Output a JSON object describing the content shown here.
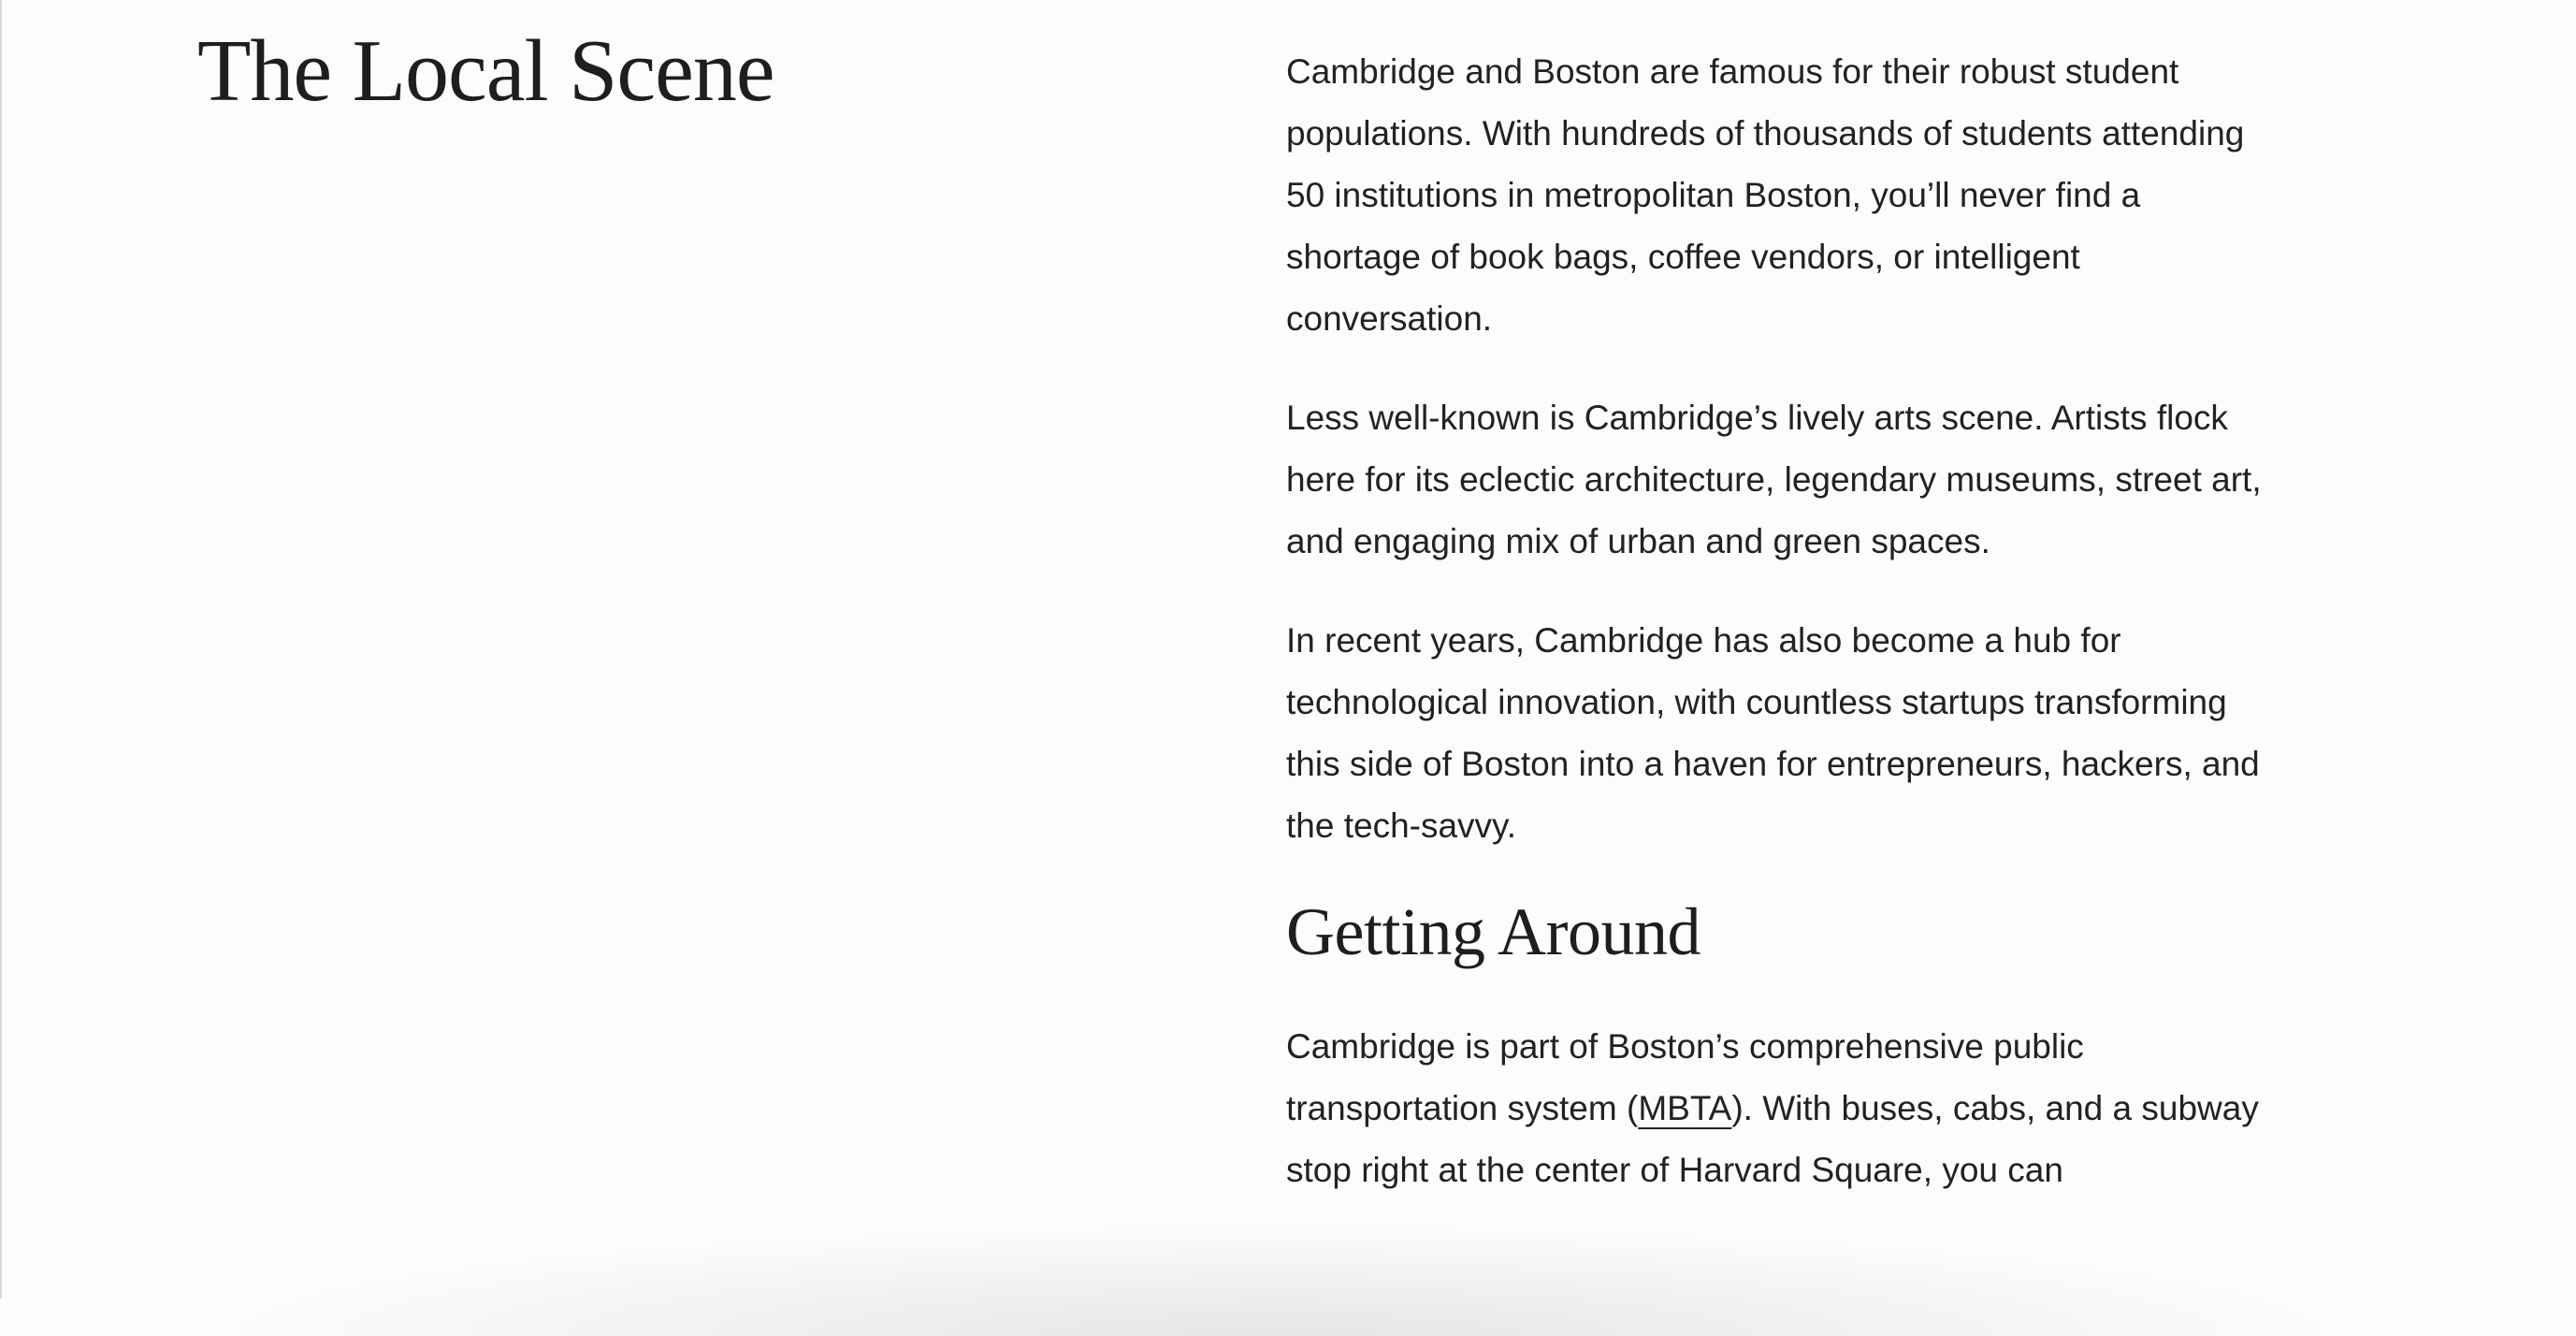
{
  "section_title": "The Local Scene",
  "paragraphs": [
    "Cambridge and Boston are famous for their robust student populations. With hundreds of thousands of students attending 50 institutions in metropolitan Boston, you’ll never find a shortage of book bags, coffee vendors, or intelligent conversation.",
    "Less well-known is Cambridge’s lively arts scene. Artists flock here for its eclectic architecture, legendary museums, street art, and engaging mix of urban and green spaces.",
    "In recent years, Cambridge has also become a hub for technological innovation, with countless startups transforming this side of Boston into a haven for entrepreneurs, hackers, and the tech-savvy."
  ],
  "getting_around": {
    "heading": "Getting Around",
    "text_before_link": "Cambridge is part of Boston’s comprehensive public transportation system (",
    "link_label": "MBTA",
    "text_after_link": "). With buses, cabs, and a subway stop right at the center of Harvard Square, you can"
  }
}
____
### [TASK BRIEF]
Copy out each line in the preceding records that contains "here".

### [FINAL RESULT]
Output a JSON object describing the content shown here.
    "Less well-known is Cambridge’s lively arts scene. Artists flock here for its eclectic architecture, legendary museums, street art, and engaging mix of urban and green spaces.",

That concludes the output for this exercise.